Goal:
Return each line of the listing that contains the string "name".

Information shown:
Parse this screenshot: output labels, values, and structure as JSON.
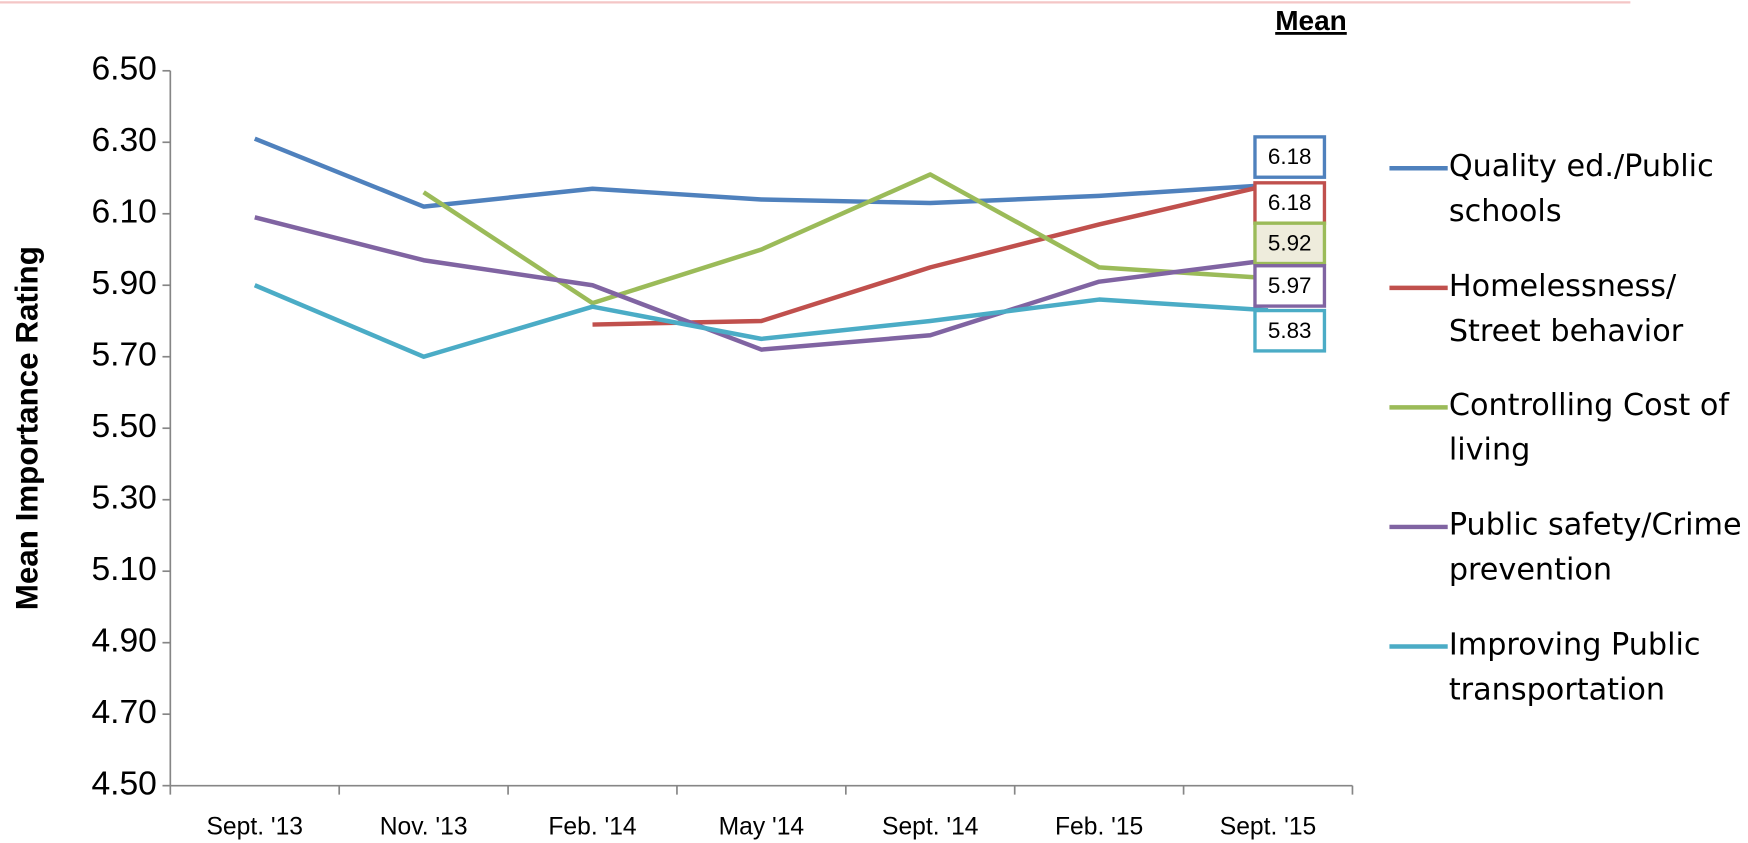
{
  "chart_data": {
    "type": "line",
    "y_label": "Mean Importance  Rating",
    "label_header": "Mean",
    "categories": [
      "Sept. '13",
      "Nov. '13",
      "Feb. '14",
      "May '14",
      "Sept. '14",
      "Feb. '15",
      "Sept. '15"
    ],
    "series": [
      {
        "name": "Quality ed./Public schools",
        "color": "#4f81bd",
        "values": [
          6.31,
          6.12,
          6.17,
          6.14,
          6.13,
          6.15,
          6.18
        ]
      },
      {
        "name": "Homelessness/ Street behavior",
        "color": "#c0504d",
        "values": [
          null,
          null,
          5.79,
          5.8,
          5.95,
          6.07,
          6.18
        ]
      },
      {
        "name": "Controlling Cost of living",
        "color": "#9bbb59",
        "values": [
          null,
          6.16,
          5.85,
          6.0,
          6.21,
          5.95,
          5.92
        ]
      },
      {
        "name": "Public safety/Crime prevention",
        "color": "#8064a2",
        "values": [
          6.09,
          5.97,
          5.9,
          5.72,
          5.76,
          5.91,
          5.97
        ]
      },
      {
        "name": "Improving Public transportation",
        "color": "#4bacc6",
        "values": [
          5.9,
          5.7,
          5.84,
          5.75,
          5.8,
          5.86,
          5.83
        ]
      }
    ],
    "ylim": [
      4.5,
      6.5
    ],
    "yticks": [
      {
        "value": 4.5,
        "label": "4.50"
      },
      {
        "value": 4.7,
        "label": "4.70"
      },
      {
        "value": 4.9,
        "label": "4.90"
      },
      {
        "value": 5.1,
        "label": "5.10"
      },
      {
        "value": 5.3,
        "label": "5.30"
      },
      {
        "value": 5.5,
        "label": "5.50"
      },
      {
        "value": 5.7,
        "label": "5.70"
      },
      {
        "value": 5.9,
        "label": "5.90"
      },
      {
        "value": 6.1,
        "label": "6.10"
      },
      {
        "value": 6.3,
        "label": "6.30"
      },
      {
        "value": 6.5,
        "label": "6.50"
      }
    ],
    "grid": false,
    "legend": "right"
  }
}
---
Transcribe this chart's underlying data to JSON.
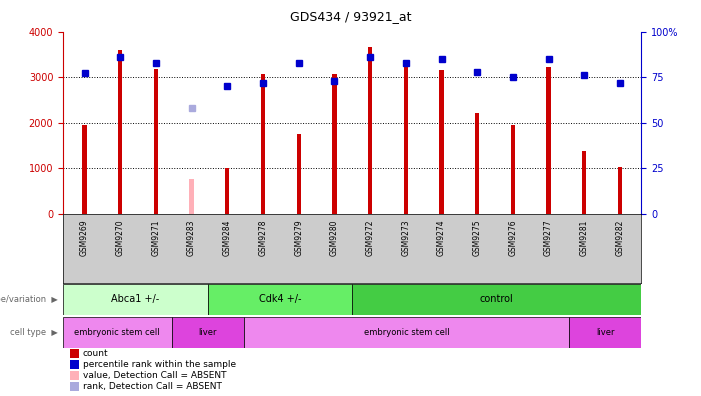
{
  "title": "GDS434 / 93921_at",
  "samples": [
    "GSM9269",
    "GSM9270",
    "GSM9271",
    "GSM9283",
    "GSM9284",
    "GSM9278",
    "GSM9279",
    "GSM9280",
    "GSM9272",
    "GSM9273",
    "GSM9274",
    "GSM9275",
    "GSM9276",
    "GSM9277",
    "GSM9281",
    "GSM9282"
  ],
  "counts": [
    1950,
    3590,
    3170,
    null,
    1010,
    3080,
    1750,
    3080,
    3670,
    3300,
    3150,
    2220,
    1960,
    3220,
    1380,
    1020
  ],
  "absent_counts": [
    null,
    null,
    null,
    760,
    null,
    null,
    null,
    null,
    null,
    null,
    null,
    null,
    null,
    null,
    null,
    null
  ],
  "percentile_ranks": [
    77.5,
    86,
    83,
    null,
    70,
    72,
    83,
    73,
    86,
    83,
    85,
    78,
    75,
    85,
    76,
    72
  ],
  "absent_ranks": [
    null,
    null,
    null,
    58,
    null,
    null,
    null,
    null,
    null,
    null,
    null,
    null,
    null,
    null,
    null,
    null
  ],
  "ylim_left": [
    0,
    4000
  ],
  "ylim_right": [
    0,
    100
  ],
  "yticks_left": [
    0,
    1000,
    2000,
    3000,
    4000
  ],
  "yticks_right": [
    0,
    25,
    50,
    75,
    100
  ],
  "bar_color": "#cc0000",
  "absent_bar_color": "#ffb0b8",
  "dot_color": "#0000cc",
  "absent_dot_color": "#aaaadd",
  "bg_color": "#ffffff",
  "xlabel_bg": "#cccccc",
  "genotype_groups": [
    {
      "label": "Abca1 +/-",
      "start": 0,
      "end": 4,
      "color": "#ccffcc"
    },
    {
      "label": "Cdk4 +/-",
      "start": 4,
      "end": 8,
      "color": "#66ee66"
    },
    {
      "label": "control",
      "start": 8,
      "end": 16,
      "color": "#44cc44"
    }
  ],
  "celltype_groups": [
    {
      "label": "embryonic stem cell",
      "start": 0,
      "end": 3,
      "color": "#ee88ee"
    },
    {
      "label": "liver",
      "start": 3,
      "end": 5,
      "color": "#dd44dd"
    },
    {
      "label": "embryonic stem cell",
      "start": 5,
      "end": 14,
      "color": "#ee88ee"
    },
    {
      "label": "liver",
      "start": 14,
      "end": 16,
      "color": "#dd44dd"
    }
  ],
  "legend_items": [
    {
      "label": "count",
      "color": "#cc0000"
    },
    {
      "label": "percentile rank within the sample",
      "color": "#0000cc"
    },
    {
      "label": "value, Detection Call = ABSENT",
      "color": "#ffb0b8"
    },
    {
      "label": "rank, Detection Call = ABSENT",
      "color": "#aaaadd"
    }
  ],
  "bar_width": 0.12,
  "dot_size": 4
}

Answer:
        "name": "Quality ed./Public schools",
        "name": "Homelessness/ Street behavior",
        "name": "Controlling Cost of living",
        "name": "Public safety/Crime prevention",
        "name": "Improving Public transportation",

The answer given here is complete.